(Listed entries):

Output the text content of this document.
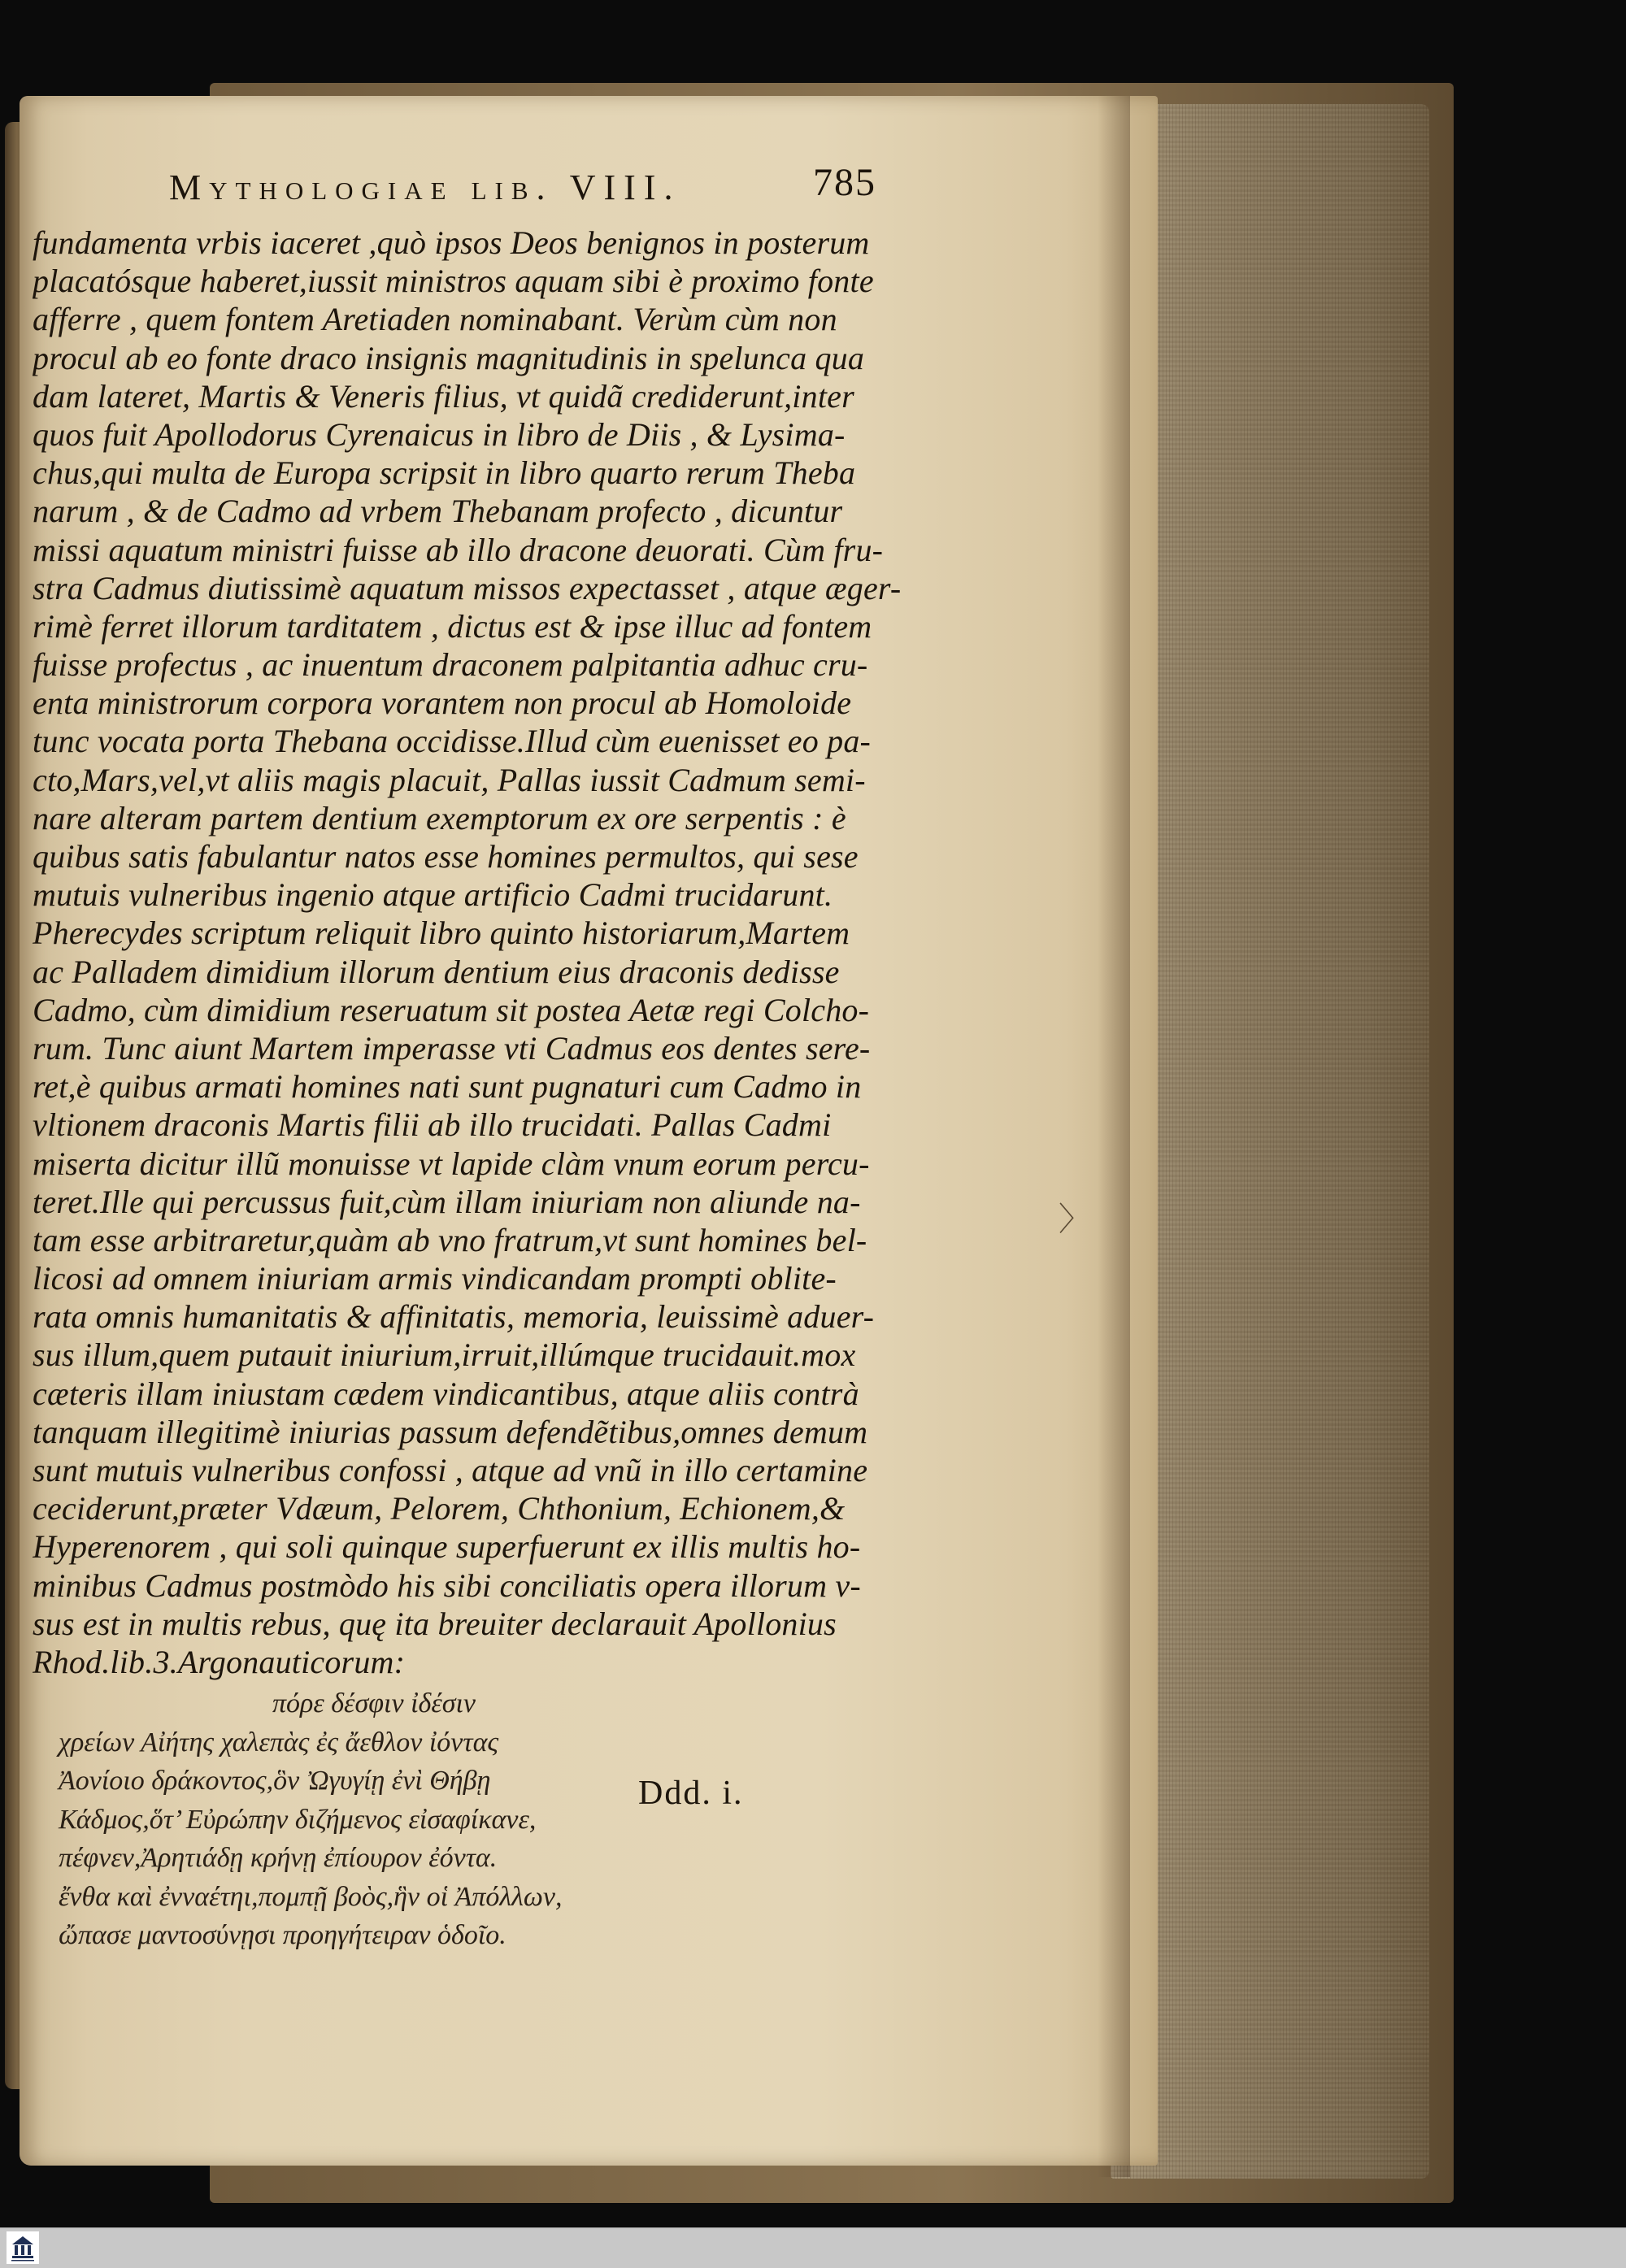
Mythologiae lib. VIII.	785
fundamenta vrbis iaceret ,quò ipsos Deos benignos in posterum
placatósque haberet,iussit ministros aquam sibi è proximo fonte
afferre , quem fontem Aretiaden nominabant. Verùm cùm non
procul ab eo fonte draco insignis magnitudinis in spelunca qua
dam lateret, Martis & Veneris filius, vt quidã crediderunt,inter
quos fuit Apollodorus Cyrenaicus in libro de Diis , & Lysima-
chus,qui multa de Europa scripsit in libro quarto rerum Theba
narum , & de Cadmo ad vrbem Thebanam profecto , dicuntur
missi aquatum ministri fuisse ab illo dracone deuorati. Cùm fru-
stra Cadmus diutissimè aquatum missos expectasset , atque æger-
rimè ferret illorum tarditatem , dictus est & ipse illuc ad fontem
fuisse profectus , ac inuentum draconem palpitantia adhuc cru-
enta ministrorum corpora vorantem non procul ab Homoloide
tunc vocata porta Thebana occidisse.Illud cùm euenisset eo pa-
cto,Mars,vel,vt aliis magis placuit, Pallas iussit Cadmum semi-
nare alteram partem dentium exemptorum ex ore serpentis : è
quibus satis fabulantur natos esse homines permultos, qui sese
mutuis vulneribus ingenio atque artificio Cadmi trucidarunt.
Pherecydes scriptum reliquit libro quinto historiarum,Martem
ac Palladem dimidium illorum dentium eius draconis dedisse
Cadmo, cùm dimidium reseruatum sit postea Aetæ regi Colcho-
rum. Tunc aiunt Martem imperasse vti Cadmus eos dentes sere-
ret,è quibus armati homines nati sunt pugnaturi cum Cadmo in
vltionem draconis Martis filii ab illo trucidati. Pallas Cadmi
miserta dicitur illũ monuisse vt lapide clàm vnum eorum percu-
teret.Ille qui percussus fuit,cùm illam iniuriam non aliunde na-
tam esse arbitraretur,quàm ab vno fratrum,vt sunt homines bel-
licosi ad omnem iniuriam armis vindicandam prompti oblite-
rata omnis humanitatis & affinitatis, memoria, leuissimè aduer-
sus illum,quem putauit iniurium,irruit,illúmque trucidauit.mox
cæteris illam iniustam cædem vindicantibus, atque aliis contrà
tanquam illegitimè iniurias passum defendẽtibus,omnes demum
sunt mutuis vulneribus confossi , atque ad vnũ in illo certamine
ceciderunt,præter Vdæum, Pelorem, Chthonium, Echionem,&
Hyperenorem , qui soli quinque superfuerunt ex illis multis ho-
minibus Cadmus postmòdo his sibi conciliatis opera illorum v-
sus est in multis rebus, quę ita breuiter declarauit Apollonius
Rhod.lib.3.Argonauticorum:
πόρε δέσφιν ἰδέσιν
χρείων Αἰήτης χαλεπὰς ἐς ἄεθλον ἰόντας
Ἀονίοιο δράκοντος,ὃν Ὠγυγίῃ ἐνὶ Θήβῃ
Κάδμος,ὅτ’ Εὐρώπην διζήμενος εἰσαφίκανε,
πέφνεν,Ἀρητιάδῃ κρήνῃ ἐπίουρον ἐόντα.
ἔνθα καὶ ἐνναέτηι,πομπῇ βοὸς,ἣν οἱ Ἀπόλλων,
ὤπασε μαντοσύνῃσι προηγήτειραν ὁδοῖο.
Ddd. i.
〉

(Written exercise): Except for the pictures, copy every line of the records above exactly.

(Output below):
Output the text content of this document.
Mythologiae lib. VIII.	785
fundamenta vrbis iaceret ,quò ipsos Deos benignos in posterum
placatósque haberet,iussit ministros aquam sibi è proximo fonte
afferre , quem fontem Aretiaden nominabant. Verùm cùm non
procul ab eo fonte draco insignis magnitudinis in spelunca qua
dam lateret, Martis & Veneris filius, vt quidã crediderunt,inter
quos fuit Apollodorus Cyrenaicus in libro de Diis , & Lysima-
chus,qui multa de Europa scripsit in libro quarto rerum Theba
narum , & de Cadmo ad vrbem Thebanam profecto , dicuntur
missi aquatum ministri fuisse ab illo dracone deuorati. Cùm fru-
stra Cadmus diutissimè aquatum missos expectasset , atque æger-
rimè ferret illorum tarditatem , dictus est & ipse illuc ad fontem
fuisse profectus , ac inuentum draconem palpitantia adhuc cru-
enta ministrorum corpora vorantem non procul ab Homoloide
tunc vocata porta Thebana occidisse.Illud cùm euenisset eo pa-
cto,Mars,vel,vt aliis magis placuit, Pallas iussit Cadmum semi-
nare alteram partem dentium exemptorum ex ore serpentis : è
quibus satis fabulantur natos esse homines permultos, qui sese
mutuis vulneribus ingenio atque artificio Cadmi trucidarunt.
Pherecydes scriptum reliquit libro quinto historiarum,Martem
ac Palladem dimidium illorum dentium eius draconis dedisse
Cadmo, cùm dimidium reseruatum sit postea Aetæ regi Colcho-
rum. Tunc aiunt Martem imperasse vti Cadmus eos dentes sere-
ret,è quibus armati homines nati sunt pugnaturi cum Cadmo in
vltionem draconis Martis filii ab illo trucidati. Pallas Cadmi
miserta dicitur illũ monuisse vt lapide clàm vnum eorum percu-
teret.Ille qui percussus fuit,cùm illam iniuriam non aliunde na-
tam esse arbitraretur,quàm ab vno fratrum,vt sunt homines bel-
licosi ad omnem iniuriam armis vindicandam prompti oblite-
rata omnis humanitatis & affinitatis, memoria, leuissimè aduer-
sus illum,quem putauit iniurium,irruit,illúmque trucidauit.mox
cæteris illam iniustam cædem vindicantibus, atque aliis contrà
tanquam illegitimè iniurias passum defendẽtibus,omnes demum
sunt mutuis vulneribus confossi , atque ad vnũ in illo certamine
ceciderunt,præter Vdæum, Pelorem, Chthonium, Echionem,&
Hyperenorem , qui soli quinque superfuerunt ex illis multis ho-
minibus Cadmus postmòdo his sibi conciliatis opera illorum v-
sus est in multis rebus, quę ita breuiter declarauit Apollonius
Rhod.lib.3.Argonauticorum:
πόρε δέσφιν ἰδέσιν
χρείων Αἰήτης χαλεπὰς ἐς ἄεθλον ἰόντας
Ἀονίοιο δράκοντος,ὃν Ὠγυγίῃ ἐνὶ Θήβῃ
Κάδμος,ὅτ’ Εὐρώπην διζήμενος εἰσαφίκανε,
πέφνεν,Ἀρητιάδῃ κρήνῃ ἐπίουρον ἐόντα.
ἔνθα καὶ ἐνναέτηι,πομπῇ βοὸς,ἣν οἱ Ἀπόλλων,
ὤπασε μαντοσύνῃσι προηγήτειραν ὁδοῖο.
Ddd. i.
〉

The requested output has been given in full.